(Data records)
** Start **

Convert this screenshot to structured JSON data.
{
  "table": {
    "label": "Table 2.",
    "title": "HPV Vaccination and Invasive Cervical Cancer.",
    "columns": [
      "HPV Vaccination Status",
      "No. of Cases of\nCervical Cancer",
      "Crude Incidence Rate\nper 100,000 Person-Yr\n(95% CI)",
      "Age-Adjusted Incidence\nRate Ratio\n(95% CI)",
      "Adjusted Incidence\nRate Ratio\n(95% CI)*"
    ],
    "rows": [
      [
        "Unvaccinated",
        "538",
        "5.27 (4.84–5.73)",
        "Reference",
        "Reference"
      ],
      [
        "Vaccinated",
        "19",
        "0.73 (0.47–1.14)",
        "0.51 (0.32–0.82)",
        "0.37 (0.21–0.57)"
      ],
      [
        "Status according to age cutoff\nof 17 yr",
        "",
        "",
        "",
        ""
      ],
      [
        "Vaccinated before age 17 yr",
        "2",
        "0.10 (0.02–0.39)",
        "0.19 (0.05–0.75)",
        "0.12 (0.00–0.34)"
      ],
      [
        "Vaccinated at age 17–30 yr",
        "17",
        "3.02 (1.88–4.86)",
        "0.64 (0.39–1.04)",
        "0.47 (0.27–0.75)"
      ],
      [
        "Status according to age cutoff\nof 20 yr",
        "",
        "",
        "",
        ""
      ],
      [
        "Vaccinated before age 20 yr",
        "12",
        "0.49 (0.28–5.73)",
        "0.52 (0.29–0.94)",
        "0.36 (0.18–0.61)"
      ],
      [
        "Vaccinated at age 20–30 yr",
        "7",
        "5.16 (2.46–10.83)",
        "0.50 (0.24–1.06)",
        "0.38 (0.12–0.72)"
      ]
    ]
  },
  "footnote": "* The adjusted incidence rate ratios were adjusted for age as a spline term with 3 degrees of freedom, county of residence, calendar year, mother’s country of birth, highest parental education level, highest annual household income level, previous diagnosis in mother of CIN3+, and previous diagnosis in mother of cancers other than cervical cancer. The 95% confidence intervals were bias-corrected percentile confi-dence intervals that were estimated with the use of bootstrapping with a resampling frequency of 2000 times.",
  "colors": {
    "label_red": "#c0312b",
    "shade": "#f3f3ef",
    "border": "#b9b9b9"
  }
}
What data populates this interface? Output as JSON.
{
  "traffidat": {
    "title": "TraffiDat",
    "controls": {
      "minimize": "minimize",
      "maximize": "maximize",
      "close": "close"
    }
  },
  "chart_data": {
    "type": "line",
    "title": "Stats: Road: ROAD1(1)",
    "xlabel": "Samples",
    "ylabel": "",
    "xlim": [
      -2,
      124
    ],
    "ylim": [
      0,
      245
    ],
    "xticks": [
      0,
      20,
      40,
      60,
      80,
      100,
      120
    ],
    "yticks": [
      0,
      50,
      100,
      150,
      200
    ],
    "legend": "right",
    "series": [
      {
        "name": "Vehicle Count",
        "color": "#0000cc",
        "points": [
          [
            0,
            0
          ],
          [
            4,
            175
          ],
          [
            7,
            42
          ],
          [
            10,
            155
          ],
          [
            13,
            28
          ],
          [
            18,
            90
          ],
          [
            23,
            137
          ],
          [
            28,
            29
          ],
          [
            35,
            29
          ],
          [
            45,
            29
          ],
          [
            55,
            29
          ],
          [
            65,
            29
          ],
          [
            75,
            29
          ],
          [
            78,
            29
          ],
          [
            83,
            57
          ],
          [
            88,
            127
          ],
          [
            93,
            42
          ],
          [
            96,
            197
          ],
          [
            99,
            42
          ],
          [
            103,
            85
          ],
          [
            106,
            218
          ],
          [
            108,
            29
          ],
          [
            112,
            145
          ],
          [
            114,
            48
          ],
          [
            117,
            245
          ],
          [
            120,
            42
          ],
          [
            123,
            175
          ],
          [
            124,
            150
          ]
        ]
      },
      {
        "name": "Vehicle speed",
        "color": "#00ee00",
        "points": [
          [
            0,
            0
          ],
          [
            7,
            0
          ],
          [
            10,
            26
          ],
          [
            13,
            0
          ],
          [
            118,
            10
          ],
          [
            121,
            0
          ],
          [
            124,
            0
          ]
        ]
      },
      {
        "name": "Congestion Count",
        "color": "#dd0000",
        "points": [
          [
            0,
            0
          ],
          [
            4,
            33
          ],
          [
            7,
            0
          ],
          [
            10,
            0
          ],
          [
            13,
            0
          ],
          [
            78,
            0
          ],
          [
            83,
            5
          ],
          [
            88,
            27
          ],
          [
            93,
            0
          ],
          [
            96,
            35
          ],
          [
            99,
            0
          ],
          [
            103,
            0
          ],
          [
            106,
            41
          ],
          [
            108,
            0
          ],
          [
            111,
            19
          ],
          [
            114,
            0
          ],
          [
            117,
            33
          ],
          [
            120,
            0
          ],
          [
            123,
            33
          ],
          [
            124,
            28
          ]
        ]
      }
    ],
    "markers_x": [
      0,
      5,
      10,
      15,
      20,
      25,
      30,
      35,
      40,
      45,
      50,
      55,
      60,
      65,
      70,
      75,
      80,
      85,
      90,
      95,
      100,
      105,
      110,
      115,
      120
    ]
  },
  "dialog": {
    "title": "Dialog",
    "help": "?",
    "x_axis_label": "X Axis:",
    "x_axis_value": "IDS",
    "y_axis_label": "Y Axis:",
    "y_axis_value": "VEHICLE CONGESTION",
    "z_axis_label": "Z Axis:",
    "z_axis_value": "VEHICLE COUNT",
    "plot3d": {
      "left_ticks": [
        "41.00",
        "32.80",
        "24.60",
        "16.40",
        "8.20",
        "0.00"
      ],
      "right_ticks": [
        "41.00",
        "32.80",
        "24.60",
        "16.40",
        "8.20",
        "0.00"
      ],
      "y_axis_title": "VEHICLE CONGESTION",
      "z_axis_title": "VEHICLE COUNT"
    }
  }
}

** End **

*Stated problem*:
Using the data above, output each line exactly.

*Worked solution*:
Convert this screenshot to structured JSON data.
{
  "table": {
    "label": "Table 2.",
    "title": "HPV Vaccination and Invasive Cervical Cancer.",
    "columns": [
      "HPV Vaccination Status",
      "No. of Cases of\nCervical Cancer",
      "Crude Incidence Rate\nper 100,000 Person-Yr\n(95% CI)",
      "Age-Adjusted Incidence\nRate Ratio\n(95% CI)",
      "Adjusted Incidence\nRate Ratio\n(95% CI)*"
    ],
    "rows": [
      [
        "Unvaccinated",
        "538",
        "5.27 (4.84–5.73)",
        "Reference",
        "Reference"
      ],
      [
        "Vaccinated",
        "19",
        "0.73 (0.47–1.14)",
        "0.51 (0.32–0.82)",
        "0.37 (0.21–0.57)"
      ],
      [
        "Status according to age cutoff\nof 17 yr",
        "",
        "",
        "",
        ""
      ],
      [
        "Vaccinated before age 17 yr",
        "2",
        "0.10 (0.02–0.39)",
        "0.19 (0.05–0.75)",
        "0.12 (0.00–0.34)"
      ],
      [
        "Vaccinated at age 17–30 yr",
        "17",
        "3.02 (1.88–4.86)",
        "0.64 (0.39–1.04)",
        "0.47 (0.27–0.75)"
      ],
      [
        "Status according to age cutoff\nof 20 yr",
        "",
        "",
        "",
        ""
      ],
      [
        "Vaccinated before age 20 yr",
        "12",
        "0.49 (0.28–5.73)",
        "0.52 (0.29–0.94)",
        "0.36 (0.18–0.61)"
      ],
      [
        "Vaccinated at age 20–30 yr",
        "7",
        "5.16 (2.46–10.83)",
        "0.50 (0.24–1.06)",
        "0.38 (0.12–0.72)"
      ]
    ]
  },
  "footnote": "* The adjusted incidence rate ratios were adjusted for age as a spline term with 3 degrees of freedom, county of residence, calendar year, mother’s country of birth, highest parental education level, highest annual household income level, previous diagnosis in mother of CIN3+, and previous diagnosis in mother of cancers other than cervical cancer. The 95% confidence intervals were bias-corrected percentile confi-dence intervals that were estimated with the use of bootstrapping with a resampling frequency of 2000 times.",
  "colors": {
    "label_red": "#c0312b",
    "shade": "#f3f3ef",
    "border": "#b9b9b9"
  }
}
What data populates this interface? Output as JSON.
{
  "traffidat": {
    "title": "TraffiDat",
    "controls": {
      "minimize": "minimize",
      "maximize": "maximize",
      "close": "close"
    }
  },
  "chart_data": {
    "type": "line",
    "title": "Stats: Road: ROAD1(1)",
    "xlabel": "Samples",
    "ylabel": "",
    "xlim": [
      -2,
      124
    ],
    "ylim": [
      0,
      245
    ],
    "xticks": [
      0,
      20,
      40,
      60,
      80,
      100,
      120
    ],
    "yticks": [
      0,
      50,
      100,
      150,
      200
    ],
    "legend": "right",
    "series": [
      {
        "name": "Vehicle Count",
        "color": "#0000cc",
        "points": [
          [
            0,
            0
          ],
          [
            4,
            175
          ],
          [
            7,
            42
          ],
          [
            10,
            155
          ],
          [
            13,
            28
          ],
          [
            18,
            90
          ],
          [
            23,
            137
          ],
          [
            28,
            29
          ],
          [
            35,
            29
          ],
          [
            45,
            29
          ],
          [
            55,
            29
          ],
          [
            65,
            29
          ],
          [
            75,
            29
          ],
          [
            78,
            29
          ],
          [
            83,
            57
          ],
          [
            88,
            127
          ],
          [
            93,
            42
          ],
          [
            96,
            197
          ],
          [
            99,
            42
          ],
          [
            103,
            85
          ],
          [
            106,
            218
          ],
          [
            108,
            29
          ],
          [
            112,
            145
          ],
          [
            114,
            48
          ],
          [
            117,
            245
          ],
          [
            120,
            42
          ],
          [
            123,
            175
          ],
          [
            124,
            150
          ]
        ]
      },
      {
        "name": "Vehicle speed",
        "color": "#00ee00",
        "points": [
          [
            0,
            0
          ],
          [
            7,
            0
          ],
          [
            10,
            26
          ],
          [
            13,
            0
          ],
          [
            118,
            10
          ],
          [
            121,
            0
          ],
          [
            124,
            0
          ]
        ]
      },
      {
        "name": "Congestion Count",
        "color": "#dd0000",
        "points": [
          [
            0,
            0
          ],
          [
            4,
            33
          ],
          [
            7,
            0
          ],
          [
            10,
            0
          ],
          [
            13,
            0
          ],
          [
            78,
            0
          ],
          [
            83,
            5
          ],
          [
            88,
            27
          ],
          [
            93,
            0
          ],
          [
            96,
            35
          ],
          [
            99,
            0
          ],
          [
            103,
            0
          ],
          [
            106,
            41
          ],
          [
            108,
            0
          ],
          [
            111,
            19
          ],
          [
            114,
            0
          ],
          [
            117,
            33
          ],
          [
            120,
            0
          ],
          [
            123,
            33
          ],
          [
            124,
            28
          ]
        ]
      }
    ],
    "markers_x": [
      0,
      5,
      10,
      15,
      20,
      25,
      30,
      35,
      40,
      45,
      50,
      55,
      60,
      65,
      70,
      75,
      80,
      85,
      90,
      95,
      100,
      105,
      110,
      115,
      120
    ]
  },
  "dialog": {
    "title": "Dialog",
    "help": "?",
    "x_axis_label": "X Axis:",
    "x_axis_value": "IDS",
    "y_axis_label": "Y Axis:",
    "y_axis_value": "VEHICLE CONGESTION",
    "z_axis_label": "Z Axis:",
    "z_axis_value": "VEHICLE COUNT",
    "plot3d": {
      "left_ticks": [
        "41.00",
        "32.80",
        "24.60",
        "16.40",
        "8.20",
        "0.00"
      ],
      "right_ticks": [
        "41.00",
        "32.80",
        "24.60",
        "16.40",
        "8.20",
        "0.00"
      ],
      "y_axis_title": "VEHICLE CONGESTION",
      "z_axis_title": "VEHICLE COUNT"
    }
  }
}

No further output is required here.